Aim:
Substitute "clickable" for every occurrence of "interactable" in the material below, and leave everything else unchanged.

Dataset excerpts:
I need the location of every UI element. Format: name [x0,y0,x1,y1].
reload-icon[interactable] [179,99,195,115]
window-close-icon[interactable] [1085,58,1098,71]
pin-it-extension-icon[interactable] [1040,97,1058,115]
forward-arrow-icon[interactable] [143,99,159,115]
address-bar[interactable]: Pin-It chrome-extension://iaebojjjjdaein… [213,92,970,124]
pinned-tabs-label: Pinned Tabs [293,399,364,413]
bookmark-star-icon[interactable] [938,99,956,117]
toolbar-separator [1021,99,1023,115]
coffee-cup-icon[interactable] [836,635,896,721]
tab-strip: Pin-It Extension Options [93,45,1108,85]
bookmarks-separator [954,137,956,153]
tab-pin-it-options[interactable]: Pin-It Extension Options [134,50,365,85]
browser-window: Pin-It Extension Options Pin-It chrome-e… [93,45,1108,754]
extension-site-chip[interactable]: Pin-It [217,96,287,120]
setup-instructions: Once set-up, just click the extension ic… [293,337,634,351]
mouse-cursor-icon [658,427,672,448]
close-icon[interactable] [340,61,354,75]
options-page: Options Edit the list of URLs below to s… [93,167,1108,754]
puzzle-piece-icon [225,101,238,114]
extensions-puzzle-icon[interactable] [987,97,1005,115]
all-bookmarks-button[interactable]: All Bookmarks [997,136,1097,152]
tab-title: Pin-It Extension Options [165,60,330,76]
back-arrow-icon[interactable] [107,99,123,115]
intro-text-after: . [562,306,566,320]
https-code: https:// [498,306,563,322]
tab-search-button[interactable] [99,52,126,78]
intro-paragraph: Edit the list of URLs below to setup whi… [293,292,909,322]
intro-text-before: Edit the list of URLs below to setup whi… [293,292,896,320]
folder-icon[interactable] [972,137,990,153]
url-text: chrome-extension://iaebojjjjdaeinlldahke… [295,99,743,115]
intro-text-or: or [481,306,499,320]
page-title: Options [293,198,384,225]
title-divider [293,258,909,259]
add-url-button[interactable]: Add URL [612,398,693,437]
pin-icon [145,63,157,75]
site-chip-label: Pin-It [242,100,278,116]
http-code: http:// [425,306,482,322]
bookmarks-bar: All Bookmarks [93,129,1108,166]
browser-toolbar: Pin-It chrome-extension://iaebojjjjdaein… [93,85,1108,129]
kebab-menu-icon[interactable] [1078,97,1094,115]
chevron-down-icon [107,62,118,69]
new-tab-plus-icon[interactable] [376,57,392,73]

Answer below:
I need the location of every UI element. Format: name [x0,y0,x1,y1].
reload-icon[clickable] [179,99,195,115]
window-close-icon[clickable] [1085,58,1098,71]
pin-it-extension-icon[clickable] [1040,97,1058,115]
forward-arrow-icon[clickable] [143,99,159,115]
address-bar[clickable]: Pin-It chrome-extension://iaebojjjjdaein… [213,92,970,124]
pinned-tabs-label: Pinned Tabs [293,399,364,413]
bookmark-star-icon[clickable] [938,99,956,117]
toolbar-separator [1021,99,1023,115]
coffee-cup-icon[clickable] [836,635,896,721]
tab-strip: Pin-It Extension Options [93,45,1108,85]
bookmarks-separator [954,137,956,153]
tab-pin-it-options[clickable]: Pin-It Extension Options [134,50,365,85]
browser-window: Pin-It Extension Options Pin-It chrome-e… [93,45,1108,754]
extension-site-chip[clickable]: Pin-It [217,96,287,120]
setup-instructions: Once set-up, just click the extension ic… [293,337,634,351]
mouse-cursor-icon [658,427,672,448]
close-icon[clickable] [340,61,354,75]
options-page: Options Edit the list of URLs below to s… [93,167,1108,754]
puzzle-piece-icon [225,101,238,114]
extensions-puzzle-icon[clickable] [987,97,1005,115]
all-bookmarks-button[clickable]: All Bookmarks [997,136,1097,152]
tab-title: Pin-It Extension Options [165,60,330,76]
back-arrow-icon[clickable] [107,99,123,115]
intro-text-after: . [562,306,566,320]
https-code: https:// [498,306,563,322]
tab-search-button[clickable] [99,52,126,78]
intro-paragraph: Edit the list of URLs below to setup whi… [293,292,909,322]
intro-text-before: Edit the list of URLs below to setup whi… [293,292,896,320]
folder-icon[clickable] [972,137,990,153]
url-text: chrome-extension://iaebojjjjdaeinlldahke… [295,99,743,115]
intro-text-or: or [481,306,499,320]
page-title: Options [293,198,384,225]
title-divider [293,258,909,259]
add-url-button[clickable]: Add URL [612,398,693,437]
pin-icon [145,63,157,75]
site-chip-label: Pin-It [242,100,278,116]
http-code: http:// [425,306,482,322]
bookmarks-bar: All Bookmarks [93,129,1108,166]
browser-toolbar: Pin-It chrome-extension://iaebojjjjdaein… [93,85,1108,129]
kebab-menu-icon[clickable] [1078,97,1094,115]
chevron-down-icon [107,62,118,69]
new-tab-plus-icon[clickable] [376,57,392,73]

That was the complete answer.